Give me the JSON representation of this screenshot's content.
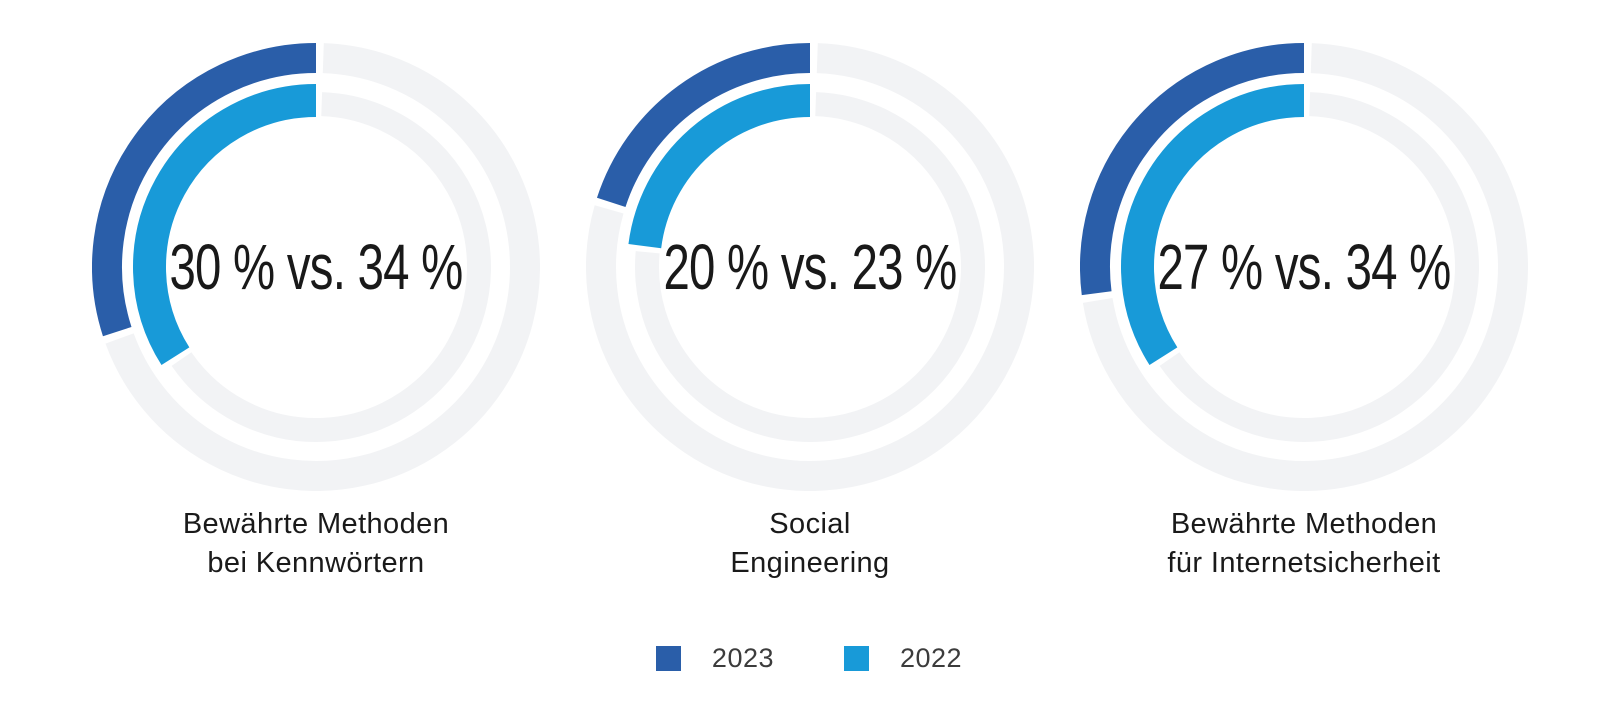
{
  "page": {
    "background": "#ffffff"
  },
  "chart_data": {
    "type": "pie",
    "subtype": "nested-donut-comparison",
    "unit": "%",
    "track_color": "#f2f3f5",
    "legend_position": "bottom-center",
    "arc_start": "top",
    "arc_direction": "counterclockwise",
    "legend": [
      {
        "label": "2023",
        "color": "#2a5ea9",
        "ring": "outer"
      },
      {
        "label": "2022",
        "color": "#189ad8",
        "ring": "inner"
      }
    ],
    "charts": [
      {
        "center_label": "30 % vs. 34 %",
        "caption_line1": "Bewährte Methoden",
        "caption_line2": "bei Kennwörtern",
        "series": [
          {
            "name": "2023",
            "value": 30,
            "ring": "outer"
          },
          {
            "name": "2022",
            "value": 34,
            "ring": "inner"
          }
        ]
      },
      {
        "center_label": "20 % vs. 23 %",
        "caption_line1": "Social",
        "caption_line2": "Engineering",
        "series": [
          {
            "name": "2023",
            "value": 20,
            "ring": "outer"
          },
          {
            "name": "2022",
            "value": 23,
            "ring": "inner"
          }
        ]
      },
      {
        "center_label": "27 % vs. 34 %",
        "caption_line1": "Bewährte Methoden",
        "caption_line2": "für Internetsicherheit",
        "series": [
          {
            "name": "2023",
            "value": 27,
            "ring": "outer"
          },
          {
            "name": "2022",
            "value": 34,
            "ring": "inner"
          }
        ]
      }
    ]
  }
}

################

- _WHAT TO WORK ON_: Leave the pictures out and reproduce all of the records exactly.

- _SOLUTION FOR THIS TASK_:
Give me the JSON representation of this screenshot's content.
{
  "page": {
    "background": "#ffffff"
  },
  "chart_data": {
    "type": "pie",
    "subtype": "nested-donut-comparison",
    "unit": "%",
    "track_color": "#f2f3f5",
    "legend_position": "bottom-center",
    "arc_start": "top",
    "arc_direction": "counterclockwise",
    "legend": [
      {
        "label": "2023",
        "color": "#2a5ea9",
        "ring": "outer"
      },
      {
        "label": "2022",
        "color": "#189ad8",
        "ring": "inner"
      }
    ],
    "charts": [
      {
        "center_label": "30 % vs. 34 %",
        "caption_line1": "Bewährte Methoden",
        "caption_line2": "bei Kennwörtern",
        "series": [
          {
            "name": "2023",
            "value": 30,
            "ring": "outer"
          },
          {
            "name": "2022",
            "value": 34,
            "ring": "inner"
          }
        ]
      },
      {
        "center_label": "20 % vs. 23 %",
        "caption_line1": "Social",
        "caption_line2": "Engineering",
        "series": [
          {
            "name": "2023",
            "value": 20,
            "ring": "outer"
          },
          {
            "name": "2022",
            "value": 23,
            "ring": "inner"
          }
        ]
      },
      {
        "center_label": "27 % vs. 34 %",
        "caption_line1": "Bewährte Methoden",
        "caption_line2": "für Internetsicherheit",
        "series": [
          {
            "name": "2023",
            "value": 27,
            "ring": "outer"
          },
          {
            "name": "2022",
            "value": 34,
            "ring": "inner"
          }
        ]
      }
    ]
  }
}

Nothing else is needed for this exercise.